[Stored entries]
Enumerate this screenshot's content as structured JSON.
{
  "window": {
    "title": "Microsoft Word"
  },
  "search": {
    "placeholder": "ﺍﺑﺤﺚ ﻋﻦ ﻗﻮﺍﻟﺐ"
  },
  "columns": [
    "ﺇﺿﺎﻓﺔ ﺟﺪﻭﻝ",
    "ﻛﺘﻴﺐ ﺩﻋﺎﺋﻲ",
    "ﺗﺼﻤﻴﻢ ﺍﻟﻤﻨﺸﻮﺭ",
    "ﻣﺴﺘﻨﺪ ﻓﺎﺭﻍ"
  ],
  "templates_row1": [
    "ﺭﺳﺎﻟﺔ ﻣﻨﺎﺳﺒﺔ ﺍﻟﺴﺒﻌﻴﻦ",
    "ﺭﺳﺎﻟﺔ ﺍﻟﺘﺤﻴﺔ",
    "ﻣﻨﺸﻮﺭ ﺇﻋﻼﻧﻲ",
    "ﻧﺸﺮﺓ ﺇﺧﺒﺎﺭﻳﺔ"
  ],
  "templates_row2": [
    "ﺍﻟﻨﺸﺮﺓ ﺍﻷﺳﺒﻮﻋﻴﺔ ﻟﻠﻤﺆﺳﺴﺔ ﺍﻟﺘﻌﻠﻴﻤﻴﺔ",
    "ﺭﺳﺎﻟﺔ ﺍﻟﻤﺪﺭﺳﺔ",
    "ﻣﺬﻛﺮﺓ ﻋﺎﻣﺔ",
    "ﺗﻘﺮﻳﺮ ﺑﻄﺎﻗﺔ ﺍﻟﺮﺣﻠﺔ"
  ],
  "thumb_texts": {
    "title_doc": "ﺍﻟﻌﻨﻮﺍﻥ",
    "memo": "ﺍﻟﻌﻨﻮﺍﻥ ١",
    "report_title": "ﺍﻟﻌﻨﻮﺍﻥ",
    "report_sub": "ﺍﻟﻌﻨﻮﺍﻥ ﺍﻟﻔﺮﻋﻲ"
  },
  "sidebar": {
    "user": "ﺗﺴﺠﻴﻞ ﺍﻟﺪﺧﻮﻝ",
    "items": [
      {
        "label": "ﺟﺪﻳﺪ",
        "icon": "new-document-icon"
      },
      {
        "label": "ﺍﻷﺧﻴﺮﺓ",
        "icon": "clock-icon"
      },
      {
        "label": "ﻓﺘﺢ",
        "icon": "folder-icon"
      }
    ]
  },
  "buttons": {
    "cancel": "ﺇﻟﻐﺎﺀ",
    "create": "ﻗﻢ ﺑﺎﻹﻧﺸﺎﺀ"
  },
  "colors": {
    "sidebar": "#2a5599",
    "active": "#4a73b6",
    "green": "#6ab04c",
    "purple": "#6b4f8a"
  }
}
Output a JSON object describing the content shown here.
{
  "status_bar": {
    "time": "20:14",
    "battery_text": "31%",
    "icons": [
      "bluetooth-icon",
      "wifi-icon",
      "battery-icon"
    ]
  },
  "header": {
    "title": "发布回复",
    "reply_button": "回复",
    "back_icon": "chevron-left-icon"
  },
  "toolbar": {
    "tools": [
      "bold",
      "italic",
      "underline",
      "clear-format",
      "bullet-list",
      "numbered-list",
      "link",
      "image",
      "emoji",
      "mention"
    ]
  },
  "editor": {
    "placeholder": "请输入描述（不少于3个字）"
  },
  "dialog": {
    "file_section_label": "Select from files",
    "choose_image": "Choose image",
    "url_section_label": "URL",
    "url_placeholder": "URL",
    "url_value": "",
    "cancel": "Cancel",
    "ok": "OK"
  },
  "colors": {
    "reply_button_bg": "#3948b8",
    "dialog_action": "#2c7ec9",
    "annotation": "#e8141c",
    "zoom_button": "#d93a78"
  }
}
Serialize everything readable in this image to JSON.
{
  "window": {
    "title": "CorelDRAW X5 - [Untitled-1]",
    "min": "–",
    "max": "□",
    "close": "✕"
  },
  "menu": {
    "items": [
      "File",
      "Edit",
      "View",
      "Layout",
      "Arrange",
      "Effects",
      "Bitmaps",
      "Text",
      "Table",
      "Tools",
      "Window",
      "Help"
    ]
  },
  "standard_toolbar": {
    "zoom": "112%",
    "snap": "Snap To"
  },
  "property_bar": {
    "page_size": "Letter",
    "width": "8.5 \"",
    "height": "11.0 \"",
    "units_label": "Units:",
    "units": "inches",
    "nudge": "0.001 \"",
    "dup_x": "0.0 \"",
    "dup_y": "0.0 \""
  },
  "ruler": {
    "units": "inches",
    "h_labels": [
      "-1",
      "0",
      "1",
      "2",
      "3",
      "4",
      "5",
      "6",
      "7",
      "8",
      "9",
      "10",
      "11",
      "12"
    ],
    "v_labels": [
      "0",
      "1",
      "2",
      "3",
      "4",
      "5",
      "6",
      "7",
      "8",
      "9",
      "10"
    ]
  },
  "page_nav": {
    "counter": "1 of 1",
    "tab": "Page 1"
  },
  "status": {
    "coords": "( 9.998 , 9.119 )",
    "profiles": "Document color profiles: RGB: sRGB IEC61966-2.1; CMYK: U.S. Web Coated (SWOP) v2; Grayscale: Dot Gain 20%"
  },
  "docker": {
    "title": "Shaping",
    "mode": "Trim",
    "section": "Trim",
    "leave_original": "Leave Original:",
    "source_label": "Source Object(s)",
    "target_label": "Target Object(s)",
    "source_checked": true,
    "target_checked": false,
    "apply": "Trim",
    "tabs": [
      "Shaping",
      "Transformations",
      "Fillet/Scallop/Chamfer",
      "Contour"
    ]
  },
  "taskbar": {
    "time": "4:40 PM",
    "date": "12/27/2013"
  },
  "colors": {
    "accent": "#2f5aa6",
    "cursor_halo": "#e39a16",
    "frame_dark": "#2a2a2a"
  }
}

• _Task prompt_
Give back the whole listing, word for word.

• _Exercise result_
Enumerate this screenshot's content as structured JSON.
{
  "window": {
    "title": "Microsoft Word"
  },
  "search": {
    "placeholder": "ﺍﺑﺤﺚ ﻋﻦ ﻗﻮﺍﻟﺐ"
  },
  "columns": [
    "ﺇﺿﺎﻓﺔ ﺟﺪﻭﻝ",
    "ﻛﺘﻴﺐ ﺩﻋﺎﺋﻲ",
    "ﺗﺼﻤﻴﻢ ﺍﻟﻤﻨﺸﻮﺭ",
    "ﻣﺴﺘﻨﺪ ﻓﺎﺭﻍ"
  ],
  "templates_row1": [
    "ﺭﺳﺎﻟﺔ ﻣﻨﺎﺳﺒﺔ ﺍﻟﺴﺒﻌﻴﻦ",
    "ﺭﺳﺎﻟﺔ ﺍﻟﺘﺤﻴﺔ",
    "ﻣﻨﺸﻮﺭ ﺇﻋﻼﻧﻲ",
    "ﻧﺸﺮﺓ ﺇﺧﺒﺎﺭﻳﺔ"
  ],
  "templates_row2": [
    "ﺍﻟﻨﺸﺮﺓ ﺍﻷﺳﺒﻮﻋﻴﺔ ﻟﻠﻤﺆﺳﺴﺔ ﺍﻟﺘﻌﻠﻴﻤﻴﺔ",
    "ﺭﺳﺎﻟﺔ ﺍﻟﻤﺪﺭﺳﺔ",
    "ﻣﺬﻛﺮﺓ ﻋﺎﻣﺔ",
    "ﺗﻘﺮﻳﺮ ﺑﻄﺎﻗﺔ ﺍﻟﺮﺣﻠﺔ"
  ],
  "thumb_texts": {
    "title_doc": "ﺍﻟﻌﻨﻮﺍﻥ",
    "memo": "ﺍﻟﻌﻨﻮﺍﻥ ١",
    "report_title": "ﺍﻟﻌﻨﻮﺍﻥ",
    "report_sub": "ﺍﻟﻌﻨﻮﺍﻥ ﺍﻟﻔﺮﻋﻲ"
  },
  "sidebar": {
    "user": "ﺗﺴﺠﻴﻞ ﺍﻟﺪﺧﻮﻝ",
    "items": [
      {
        "label": "ﺟﺪﻳﺪ",
        "icon": "new-document-icon"
      },
      {
        "label": "ﺍﻷﺧﻴﺮﺓ",
        "icon": "clock-icon"
      },
      {
        "label": "ﻓﺘﺢ",
        "icon": "folder-icon"
      }
    ]
  },
  "buttons": {
    "cancel": "ﺇﻟﻐﺎﺀ",
    "create": "ﻗﻢ ﺑﺎﻹﻧﺸﺎﺀ"
  },
  "colors": {
    "sidebar": "#2a5599",
    "active": "#4a73b6",
    "green": "#6ab04c",
    "purple": "#6b4f8a"
  }
}
Output a JSON object describing the content shown here.
{
  "status_bar": {
    "time": "20:14",
    "battery_text": "31%",
    "icons": [
      "bluetooth-icon",
      "wifi-icon",
      "battery-icon"
    ]
  },
  "header": {
    "title": "发布回复",
    "reply_button": "回复",
    "back_icon": "chevron-left-icon"
  },
  "toolbar": {
    "tools": [
      "bold",
      "italic",
      "underline",
      "clear-format",
      "bullet-list",
      "numbered-list",
      "link",
      "image",
      "emoji",
      "mention"
    ]
  },
  "editor": {
    "placeholder": "请输入描述（不少于3个字）"
  },
  "dialog": {
    "file_section_label": "Select from files",
    "choose_image": "Choose image",
    "url_section_label": "URL",
    "url_placeholder": "URL",
    "url_value": "",
    "cancel": "Cancel",
    "ok": "OK"
  },
  "colors": {
    "reply_button_bg": "#3948b8",
    "dialog_action": "#2c7ec9",
    "annotation": "#e8141c",
    "zoom_button": "#d93a78"
  }
}
Serialize everything readable in this image to JSON.
{
  "window": {
    "title": "CorelDRAW X5 - [Untitled-1]",
    "min": "–",
    "max": "□",
    "close": "✕"
  },
  "menu": {
    "items": [
      "File",
      "Edit",
      "View",
      "Layout",
      "Arrange",
      "Effects",
      "Bitmaps",
      "Text",
      "Table",
      "Tools",
      "Window",
      "Help"
    ]
  },
  "standard_toolbar": {
    "zoom": "112%",
    "snap": "Snap To"
  },
  "property_bar": {
    "page_size": "Letter",
    "width": "8.5 \"",
    "height": "11.0 \"",
    "units_label": "Units:",
    "units": "inches",
    "nudge": "0.001 \"",
    "dup_x": "0.0 \"",
    "dup_y": "0.0 \""
  },
  "ruler": {
    "units": "inches",
    "h_labels": [
      "-1",
      "0",
      "1",
      "2",
      "3",
      "4",
      "5",
      "6",
      "7",
      "8",
      "9",
      "10",
      "11",
      "12"
    ],
    "v_labels": [
      "0",
      "1",
      "2",
      "3",
      "4",
      "5",
      "6",
      "7",
      "8",
      "9",
      "10"
    ]
  },
  "page_nav": {
    "counter": "1 of 1",
    "tab": "Page 1"
  },
  "status": {
    "coords": "( 9.998 , 9.119 )",
    "profiles": "Document color profiles: RGB: sRGB IEC61966-2.1; CMYK: U.S. Web Coated (SWOP) v2; Grayscale: Dot Gain 20%"
  },
  "docker": {
    "title": "Shaping",
    "mode": "Trim",
    "section": "Trim",
    "leave_original": "Leave Original:",
    "source_label": "Source Object(s)",
    "target_label": "Target Object(s)",
    "source_checked": true,
    "target_checked": false,
    "apply": "Trim",
    "tabs": [
      "Shaping",
      "Transformations",
      "Fillet/Scallop/Chamfer",
      "Contour"
    ]
  },
  "taskbar": {
    "time": "4:40 PM",
    "date": "12/27/2013"
  },
  "colors": {
    "accent": "#2f5aa6",
    "cursor_halo": "#e39a16",
    "frame_dark": "#2a2a2a"
  }
}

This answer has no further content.